** START SUPPLIED INFORMATION **
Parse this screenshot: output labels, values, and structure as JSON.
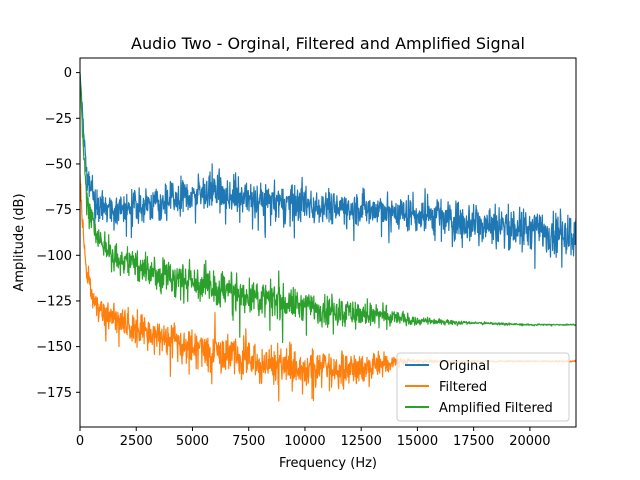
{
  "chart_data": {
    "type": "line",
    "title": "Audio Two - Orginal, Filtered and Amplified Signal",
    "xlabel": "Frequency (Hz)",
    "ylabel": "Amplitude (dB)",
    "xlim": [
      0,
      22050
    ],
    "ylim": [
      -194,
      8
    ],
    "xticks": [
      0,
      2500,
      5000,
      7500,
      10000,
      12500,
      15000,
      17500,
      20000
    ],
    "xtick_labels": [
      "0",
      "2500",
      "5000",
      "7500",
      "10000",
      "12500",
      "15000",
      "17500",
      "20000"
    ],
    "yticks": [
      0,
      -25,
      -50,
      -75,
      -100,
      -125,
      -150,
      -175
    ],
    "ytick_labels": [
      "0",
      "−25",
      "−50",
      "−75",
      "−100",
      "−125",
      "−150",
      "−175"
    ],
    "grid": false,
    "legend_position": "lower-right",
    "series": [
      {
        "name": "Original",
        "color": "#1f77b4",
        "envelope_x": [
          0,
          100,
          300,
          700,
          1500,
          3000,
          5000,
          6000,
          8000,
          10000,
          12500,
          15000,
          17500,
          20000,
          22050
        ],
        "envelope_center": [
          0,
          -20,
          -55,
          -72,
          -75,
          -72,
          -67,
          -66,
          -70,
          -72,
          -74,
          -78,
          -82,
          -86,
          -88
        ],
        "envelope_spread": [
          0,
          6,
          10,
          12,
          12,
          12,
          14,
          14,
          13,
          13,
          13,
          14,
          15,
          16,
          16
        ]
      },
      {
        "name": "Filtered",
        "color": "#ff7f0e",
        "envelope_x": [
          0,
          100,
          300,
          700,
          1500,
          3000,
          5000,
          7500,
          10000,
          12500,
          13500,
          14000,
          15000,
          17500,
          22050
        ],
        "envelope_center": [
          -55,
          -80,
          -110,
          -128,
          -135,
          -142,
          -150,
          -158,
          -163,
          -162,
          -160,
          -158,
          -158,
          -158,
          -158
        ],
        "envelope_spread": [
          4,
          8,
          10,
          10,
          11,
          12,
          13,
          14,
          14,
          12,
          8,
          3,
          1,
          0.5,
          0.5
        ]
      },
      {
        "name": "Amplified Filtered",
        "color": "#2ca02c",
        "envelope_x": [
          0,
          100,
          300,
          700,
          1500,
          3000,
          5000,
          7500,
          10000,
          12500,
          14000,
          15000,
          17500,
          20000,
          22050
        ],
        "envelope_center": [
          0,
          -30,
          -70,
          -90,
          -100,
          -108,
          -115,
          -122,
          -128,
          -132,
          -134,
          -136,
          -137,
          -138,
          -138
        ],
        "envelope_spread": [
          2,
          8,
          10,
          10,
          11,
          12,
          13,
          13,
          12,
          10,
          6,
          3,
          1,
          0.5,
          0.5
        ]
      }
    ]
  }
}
** END SUPPLIED INFORMATION **
** START SUPPLIED INFORMATION **
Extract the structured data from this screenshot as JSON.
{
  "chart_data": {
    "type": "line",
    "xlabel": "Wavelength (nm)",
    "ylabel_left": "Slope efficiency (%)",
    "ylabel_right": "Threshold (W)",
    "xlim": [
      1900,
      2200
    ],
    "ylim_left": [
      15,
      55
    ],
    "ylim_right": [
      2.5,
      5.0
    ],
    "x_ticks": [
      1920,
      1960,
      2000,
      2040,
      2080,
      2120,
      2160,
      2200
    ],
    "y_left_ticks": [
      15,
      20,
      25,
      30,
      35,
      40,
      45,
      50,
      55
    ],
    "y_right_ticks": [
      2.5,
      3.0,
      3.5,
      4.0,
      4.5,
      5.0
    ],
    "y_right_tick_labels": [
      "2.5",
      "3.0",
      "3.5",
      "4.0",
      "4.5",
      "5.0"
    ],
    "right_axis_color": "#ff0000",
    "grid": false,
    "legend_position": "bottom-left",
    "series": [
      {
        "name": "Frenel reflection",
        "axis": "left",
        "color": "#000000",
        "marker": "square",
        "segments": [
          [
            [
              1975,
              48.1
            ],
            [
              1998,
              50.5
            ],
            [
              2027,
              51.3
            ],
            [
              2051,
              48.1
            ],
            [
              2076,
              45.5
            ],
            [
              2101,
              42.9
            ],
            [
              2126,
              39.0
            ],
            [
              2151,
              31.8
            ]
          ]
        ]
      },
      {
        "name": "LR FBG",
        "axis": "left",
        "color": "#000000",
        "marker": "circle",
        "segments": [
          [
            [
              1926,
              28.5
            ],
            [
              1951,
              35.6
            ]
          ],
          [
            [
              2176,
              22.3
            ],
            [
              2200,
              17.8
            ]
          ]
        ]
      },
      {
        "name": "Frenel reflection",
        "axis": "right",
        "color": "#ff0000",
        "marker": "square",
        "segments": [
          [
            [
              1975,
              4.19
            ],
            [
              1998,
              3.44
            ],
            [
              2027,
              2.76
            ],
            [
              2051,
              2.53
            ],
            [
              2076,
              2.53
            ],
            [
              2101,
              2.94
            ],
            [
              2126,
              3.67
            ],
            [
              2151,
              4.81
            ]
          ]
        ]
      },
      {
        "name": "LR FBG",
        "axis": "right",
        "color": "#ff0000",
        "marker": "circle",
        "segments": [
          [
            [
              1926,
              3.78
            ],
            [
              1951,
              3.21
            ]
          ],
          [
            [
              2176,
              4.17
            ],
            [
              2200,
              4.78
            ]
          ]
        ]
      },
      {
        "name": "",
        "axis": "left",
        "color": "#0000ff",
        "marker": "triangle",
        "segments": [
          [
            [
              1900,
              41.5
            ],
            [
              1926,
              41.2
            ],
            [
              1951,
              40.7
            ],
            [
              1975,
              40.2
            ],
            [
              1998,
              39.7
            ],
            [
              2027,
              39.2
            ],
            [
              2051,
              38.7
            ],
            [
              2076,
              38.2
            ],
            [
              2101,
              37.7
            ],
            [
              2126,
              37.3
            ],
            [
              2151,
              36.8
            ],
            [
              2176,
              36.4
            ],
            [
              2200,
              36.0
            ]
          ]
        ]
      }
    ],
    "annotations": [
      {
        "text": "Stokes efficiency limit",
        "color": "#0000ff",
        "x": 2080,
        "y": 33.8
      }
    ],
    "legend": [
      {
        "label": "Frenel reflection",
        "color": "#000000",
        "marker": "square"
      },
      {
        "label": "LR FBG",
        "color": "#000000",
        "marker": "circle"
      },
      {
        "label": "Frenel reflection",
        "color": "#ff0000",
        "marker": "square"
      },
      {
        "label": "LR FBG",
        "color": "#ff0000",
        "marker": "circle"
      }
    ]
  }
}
** END SUPPLIED INFORMATION **
= WHAT THE TASK REQUIRES =
Check each line of the entries above, and show every one holding the word "screenshot".

= FULL RESPONSE =
Parse this screenshot: output labels, values, and structure as JSON.
Extract the structured data from this screenshot as JSON.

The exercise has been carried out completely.